Wherever the string "alexiagregorio" appears in a line, extract that line.

◆ Exercise data:
──────

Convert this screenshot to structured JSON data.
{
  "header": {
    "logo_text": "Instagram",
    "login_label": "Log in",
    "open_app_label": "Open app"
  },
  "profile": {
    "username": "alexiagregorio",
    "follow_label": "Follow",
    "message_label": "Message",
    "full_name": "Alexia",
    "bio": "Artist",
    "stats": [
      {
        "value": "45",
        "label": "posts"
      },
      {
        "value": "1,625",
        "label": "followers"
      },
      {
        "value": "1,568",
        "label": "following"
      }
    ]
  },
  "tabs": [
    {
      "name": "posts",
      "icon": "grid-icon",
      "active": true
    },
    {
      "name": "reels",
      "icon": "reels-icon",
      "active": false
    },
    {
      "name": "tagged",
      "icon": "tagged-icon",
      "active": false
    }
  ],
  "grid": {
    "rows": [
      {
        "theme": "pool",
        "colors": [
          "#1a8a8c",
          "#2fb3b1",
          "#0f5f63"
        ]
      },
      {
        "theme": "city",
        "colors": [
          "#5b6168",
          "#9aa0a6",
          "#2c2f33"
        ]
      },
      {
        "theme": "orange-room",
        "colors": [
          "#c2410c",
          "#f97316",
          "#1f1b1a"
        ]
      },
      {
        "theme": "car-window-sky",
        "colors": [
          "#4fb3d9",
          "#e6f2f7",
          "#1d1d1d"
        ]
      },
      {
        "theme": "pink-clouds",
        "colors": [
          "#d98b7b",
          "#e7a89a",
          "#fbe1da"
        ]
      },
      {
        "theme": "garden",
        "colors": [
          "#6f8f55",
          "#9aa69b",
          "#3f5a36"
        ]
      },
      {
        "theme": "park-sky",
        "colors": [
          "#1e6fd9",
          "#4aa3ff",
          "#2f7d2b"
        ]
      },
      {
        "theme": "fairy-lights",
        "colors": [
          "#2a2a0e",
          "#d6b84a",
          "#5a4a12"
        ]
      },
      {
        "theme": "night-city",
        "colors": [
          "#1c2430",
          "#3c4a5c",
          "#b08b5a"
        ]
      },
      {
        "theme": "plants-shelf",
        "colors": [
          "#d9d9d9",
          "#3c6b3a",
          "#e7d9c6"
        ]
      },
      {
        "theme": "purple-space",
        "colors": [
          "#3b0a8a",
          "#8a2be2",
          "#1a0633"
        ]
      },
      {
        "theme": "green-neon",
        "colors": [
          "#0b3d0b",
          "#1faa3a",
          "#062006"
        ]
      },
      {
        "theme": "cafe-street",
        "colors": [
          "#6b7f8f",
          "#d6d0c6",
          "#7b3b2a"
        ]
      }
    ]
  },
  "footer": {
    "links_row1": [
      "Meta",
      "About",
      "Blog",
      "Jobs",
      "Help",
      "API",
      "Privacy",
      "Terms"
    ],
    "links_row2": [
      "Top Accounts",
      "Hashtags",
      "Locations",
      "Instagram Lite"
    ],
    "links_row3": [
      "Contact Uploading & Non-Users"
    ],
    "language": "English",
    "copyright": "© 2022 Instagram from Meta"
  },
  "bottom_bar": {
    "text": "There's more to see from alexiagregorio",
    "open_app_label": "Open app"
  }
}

──────

◆ Written answer:
    "username": "alexiagregorio",
    "text": "There's more to see from alexiagregorio",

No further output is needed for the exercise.